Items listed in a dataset
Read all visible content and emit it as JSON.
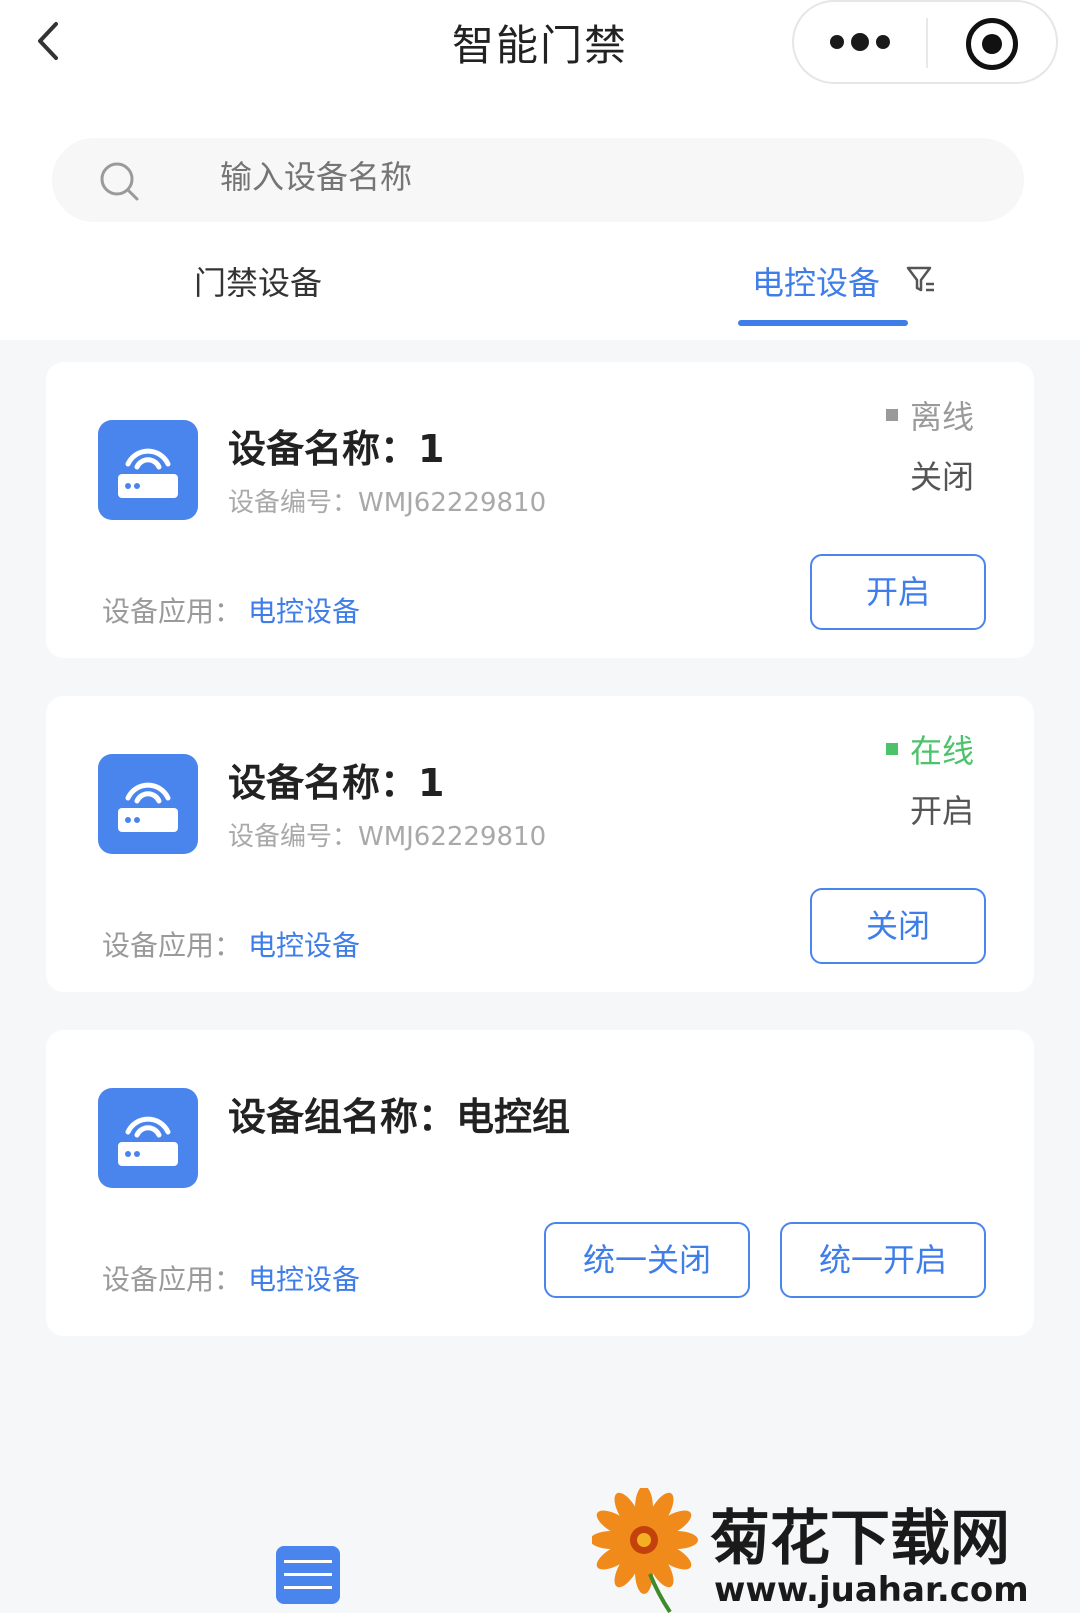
{
  "nav": {
    "title": "智能门禁"
  },
  "search": {
    "placeholder": "输入设备名称"
  },
  "tabs": [
    {
      "label": "门禁设备",
      "active": false
    },
    {
      "label": "电控设备",
      "active": true
    }
  ],
  "colors": {
    "accent": "#3f7ee8",
    "online": "#4cc36b",
    "offline": "#9a9a9a",
    "icon_bg": "#4a85ee"
  },
  "devices": [
    {
      "name": "设备名称：1",
      "code": "设备编号：WMJ62229810",
      "status": "离线",
      "state": "关闭",
      "app_label": "设备应用：",
      "app_value": "电控设备",
      "action": "开启"
    },
    {
      "name": "设备名称：1",
      "code": "设备编号：WMJ62229810",
      "status": "在线",
      "state": "开启",
      "app_label": "设备应用：",
      "app_value": "电控设备",
      "action": "关闭"
    }
  ],
  "group": {
    "name": "设备组名称：电控组",
    "app_label": "设备应用：",
    "app_value": "电控设备",
    "action_close": "统一关闭",
    "action_open": "统一开启"
  },
  "watermark": {
    "title": "菊花下载网",
    "url": "www.juahar.com"
  }
}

= WHAT YOU WILL DO =
Reproduce each entry verbatim, excluding any embedded images.

= COMPLETE RESPONSE =
Read all visible content and emit it as JSON.
{
  "nav": {
    "title": "智能门禁"
  },
  "search": {
    "placeholder": "输入设备名称"
  },
  "tabs": [
    {
      "label": "门禁设备",
      "active": false
    },
    {
      "label": "电控设备",
      "active": true
    }
  ],
  "colors": {
    "accent": "#3f7ee8",
    "online": "#4cc36b",
    "offline": "#9a9a9a",
    "icon_bg": "#4a85ee"
  },
  "devices": [
    {
      "name": "设备名称：1",
      "code": "设备编号：WMJ62229810",
      "status": "离线",
      "state": "关闭",
      "app_label": "设备应用：",
      "app_value": "电控设备",
      "action": "开启"
    },
    {
      "name": "设备名称：1",
      "code": "设备编号：WMJ62229810",
      "status": "在线",
      "state": "开启",
      "app_label": "设备应用：",
      "app_value": "电控设备",
      "action": "关闭"
    }
  ],
  "group": {
    "name": "设备组名称：电控组",
    "app_label": "设备应用：",
    "app_value": "电控设备",
    "action_close": "统一关闭",
    "action_open": "统一开启"
  },
  "watermark": {
    "title": "菊花下载网",
    "url": "www.juahar.com"
  }
}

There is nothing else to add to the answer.